**The exercise:** Locate each line of the material that contains "title", then return it.

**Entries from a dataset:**
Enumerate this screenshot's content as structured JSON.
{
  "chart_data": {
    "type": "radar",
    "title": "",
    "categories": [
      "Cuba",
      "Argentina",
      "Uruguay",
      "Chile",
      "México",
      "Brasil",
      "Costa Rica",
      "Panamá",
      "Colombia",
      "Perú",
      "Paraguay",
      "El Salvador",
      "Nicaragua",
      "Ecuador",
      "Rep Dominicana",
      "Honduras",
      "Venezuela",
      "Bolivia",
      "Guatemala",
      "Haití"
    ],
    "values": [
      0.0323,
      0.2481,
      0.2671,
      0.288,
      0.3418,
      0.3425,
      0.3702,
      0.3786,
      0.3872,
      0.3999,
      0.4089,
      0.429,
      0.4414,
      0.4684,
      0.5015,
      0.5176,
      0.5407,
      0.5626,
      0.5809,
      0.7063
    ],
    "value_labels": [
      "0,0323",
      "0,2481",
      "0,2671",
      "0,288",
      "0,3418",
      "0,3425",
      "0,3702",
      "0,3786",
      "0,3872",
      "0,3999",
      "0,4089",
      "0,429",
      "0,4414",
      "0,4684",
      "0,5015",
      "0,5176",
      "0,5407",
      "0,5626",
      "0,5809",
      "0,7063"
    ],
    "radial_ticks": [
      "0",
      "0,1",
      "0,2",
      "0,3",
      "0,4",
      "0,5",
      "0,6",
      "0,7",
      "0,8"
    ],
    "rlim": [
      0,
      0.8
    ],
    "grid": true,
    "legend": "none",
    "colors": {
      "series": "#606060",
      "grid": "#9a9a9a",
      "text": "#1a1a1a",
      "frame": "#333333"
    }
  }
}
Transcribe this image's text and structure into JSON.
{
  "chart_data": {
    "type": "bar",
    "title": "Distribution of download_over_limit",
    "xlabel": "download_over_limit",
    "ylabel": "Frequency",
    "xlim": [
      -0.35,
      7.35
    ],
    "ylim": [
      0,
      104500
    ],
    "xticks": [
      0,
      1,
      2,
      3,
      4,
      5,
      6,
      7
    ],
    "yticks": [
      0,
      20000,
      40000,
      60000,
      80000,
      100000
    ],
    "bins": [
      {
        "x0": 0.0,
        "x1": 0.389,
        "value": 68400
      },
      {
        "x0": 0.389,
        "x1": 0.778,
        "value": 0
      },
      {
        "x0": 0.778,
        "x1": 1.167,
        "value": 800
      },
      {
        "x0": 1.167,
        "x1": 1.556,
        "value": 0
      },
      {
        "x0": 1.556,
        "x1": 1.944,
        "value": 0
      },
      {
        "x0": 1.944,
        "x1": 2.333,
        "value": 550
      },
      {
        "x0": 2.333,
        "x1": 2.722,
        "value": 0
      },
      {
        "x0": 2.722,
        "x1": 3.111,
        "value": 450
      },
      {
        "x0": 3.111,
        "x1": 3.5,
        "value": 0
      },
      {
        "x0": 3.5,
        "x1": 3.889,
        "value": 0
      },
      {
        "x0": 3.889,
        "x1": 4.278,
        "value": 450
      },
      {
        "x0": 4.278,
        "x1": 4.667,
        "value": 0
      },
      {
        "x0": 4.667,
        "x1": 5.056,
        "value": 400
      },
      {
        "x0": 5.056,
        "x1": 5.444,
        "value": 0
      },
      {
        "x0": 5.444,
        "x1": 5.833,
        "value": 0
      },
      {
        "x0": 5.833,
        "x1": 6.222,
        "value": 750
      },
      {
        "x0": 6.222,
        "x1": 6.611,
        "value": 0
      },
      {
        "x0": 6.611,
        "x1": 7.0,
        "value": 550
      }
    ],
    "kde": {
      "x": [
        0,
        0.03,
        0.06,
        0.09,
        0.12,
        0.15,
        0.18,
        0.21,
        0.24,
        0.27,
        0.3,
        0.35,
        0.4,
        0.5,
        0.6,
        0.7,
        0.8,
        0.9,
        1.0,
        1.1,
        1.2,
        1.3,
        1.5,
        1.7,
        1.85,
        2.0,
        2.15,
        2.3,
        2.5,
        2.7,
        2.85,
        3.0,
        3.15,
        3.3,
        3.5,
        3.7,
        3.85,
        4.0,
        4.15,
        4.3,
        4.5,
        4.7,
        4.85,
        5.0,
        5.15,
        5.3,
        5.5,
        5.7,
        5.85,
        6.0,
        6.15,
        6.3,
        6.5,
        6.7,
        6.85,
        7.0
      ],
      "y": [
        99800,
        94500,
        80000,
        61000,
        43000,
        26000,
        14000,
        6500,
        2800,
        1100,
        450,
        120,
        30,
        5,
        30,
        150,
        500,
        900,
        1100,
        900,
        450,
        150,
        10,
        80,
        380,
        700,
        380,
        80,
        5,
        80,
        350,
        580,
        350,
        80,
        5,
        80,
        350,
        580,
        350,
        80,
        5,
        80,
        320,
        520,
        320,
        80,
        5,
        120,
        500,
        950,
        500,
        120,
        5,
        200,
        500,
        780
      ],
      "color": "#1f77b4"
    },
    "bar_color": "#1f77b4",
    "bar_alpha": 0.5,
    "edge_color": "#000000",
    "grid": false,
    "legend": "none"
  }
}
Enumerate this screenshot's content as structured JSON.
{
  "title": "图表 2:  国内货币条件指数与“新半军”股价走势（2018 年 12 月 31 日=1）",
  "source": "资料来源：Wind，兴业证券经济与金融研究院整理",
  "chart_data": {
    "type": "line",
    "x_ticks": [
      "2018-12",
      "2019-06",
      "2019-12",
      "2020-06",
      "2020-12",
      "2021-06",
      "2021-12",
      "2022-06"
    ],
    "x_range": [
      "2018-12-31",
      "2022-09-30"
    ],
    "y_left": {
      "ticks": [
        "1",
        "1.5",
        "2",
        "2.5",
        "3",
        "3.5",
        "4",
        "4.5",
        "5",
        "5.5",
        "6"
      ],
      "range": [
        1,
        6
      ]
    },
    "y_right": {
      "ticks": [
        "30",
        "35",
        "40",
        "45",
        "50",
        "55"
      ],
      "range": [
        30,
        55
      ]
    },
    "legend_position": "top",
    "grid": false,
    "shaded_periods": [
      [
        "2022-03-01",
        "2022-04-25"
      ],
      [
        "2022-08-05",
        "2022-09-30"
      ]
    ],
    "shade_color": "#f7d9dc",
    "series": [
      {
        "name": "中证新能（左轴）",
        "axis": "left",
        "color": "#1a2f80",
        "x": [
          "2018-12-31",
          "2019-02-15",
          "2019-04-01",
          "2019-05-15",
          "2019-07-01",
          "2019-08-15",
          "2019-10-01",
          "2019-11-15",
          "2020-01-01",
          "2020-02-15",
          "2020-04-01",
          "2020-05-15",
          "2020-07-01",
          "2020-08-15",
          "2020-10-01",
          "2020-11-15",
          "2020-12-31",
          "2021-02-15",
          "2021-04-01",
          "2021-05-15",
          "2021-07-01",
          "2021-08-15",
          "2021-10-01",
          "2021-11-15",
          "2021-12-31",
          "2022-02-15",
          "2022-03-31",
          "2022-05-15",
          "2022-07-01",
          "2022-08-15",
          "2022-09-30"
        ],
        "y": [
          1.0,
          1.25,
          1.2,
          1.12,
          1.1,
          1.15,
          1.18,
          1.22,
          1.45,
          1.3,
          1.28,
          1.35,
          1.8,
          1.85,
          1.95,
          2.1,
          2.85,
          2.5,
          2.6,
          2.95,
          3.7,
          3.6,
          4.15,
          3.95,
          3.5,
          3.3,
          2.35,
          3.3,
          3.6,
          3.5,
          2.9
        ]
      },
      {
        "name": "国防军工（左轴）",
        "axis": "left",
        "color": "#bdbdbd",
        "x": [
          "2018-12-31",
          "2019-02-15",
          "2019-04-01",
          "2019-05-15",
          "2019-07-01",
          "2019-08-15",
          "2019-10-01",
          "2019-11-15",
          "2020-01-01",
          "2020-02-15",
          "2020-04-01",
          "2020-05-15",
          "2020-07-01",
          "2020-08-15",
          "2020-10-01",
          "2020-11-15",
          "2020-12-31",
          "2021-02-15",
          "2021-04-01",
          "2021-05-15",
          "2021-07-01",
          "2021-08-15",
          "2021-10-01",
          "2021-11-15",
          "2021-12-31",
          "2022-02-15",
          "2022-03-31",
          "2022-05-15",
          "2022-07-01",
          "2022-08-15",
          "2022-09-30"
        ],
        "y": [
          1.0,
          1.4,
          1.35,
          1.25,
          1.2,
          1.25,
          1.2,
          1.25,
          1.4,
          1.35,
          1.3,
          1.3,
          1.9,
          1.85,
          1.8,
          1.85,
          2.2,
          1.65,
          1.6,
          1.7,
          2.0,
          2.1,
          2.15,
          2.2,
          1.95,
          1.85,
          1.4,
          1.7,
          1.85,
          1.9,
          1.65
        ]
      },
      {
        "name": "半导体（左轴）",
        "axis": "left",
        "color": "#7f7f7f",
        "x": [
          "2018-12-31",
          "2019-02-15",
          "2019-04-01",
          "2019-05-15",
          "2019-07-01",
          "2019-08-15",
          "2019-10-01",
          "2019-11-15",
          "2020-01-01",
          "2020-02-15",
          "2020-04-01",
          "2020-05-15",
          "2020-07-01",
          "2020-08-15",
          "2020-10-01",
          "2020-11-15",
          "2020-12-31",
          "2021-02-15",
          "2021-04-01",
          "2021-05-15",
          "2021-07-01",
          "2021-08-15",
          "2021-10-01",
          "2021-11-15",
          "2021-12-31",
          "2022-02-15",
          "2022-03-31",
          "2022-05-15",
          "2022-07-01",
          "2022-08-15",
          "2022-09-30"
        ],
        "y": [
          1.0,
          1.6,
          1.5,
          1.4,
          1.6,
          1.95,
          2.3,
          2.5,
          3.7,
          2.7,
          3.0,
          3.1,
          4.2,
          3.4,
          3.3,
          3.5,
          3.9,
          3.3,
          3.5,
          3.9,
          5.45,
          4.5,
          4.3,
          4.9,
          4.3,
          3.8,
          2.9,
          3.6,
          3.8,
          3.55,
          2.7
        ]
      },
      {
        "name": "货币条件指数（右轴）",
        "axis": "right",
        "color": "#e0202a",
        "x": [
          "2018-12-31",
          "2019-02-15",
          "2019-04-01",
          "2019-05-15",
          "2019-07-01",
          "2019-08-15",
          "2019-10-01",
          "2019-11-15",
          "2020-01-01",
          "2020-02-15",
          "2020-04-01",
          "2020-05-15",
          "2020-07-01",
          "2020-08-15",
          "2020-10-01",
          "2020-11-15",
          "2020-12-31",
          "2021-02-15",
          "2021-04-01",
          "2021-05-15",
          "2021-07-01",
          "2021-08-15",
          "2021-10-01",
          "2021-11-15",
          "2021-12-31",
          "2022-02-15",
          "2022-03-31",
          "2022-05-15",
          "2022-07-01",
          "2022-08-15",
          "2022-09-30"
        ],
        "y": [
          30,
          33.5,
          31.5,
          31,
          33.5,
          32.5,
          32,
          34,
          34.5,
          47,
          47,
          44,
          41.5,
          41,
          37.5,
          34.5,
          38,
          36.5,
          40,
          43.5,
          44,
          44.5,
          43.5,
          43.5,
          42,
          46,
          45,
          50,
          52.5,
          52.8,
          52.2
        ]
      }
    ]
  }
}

**Answer to the task:**
    "title": "",
    "title": "Distribution of download_over_limit",
  "title": "图表 2:  国内货币条件指数与“新半军”股价走势（2018 年 12 月 31 日=1）",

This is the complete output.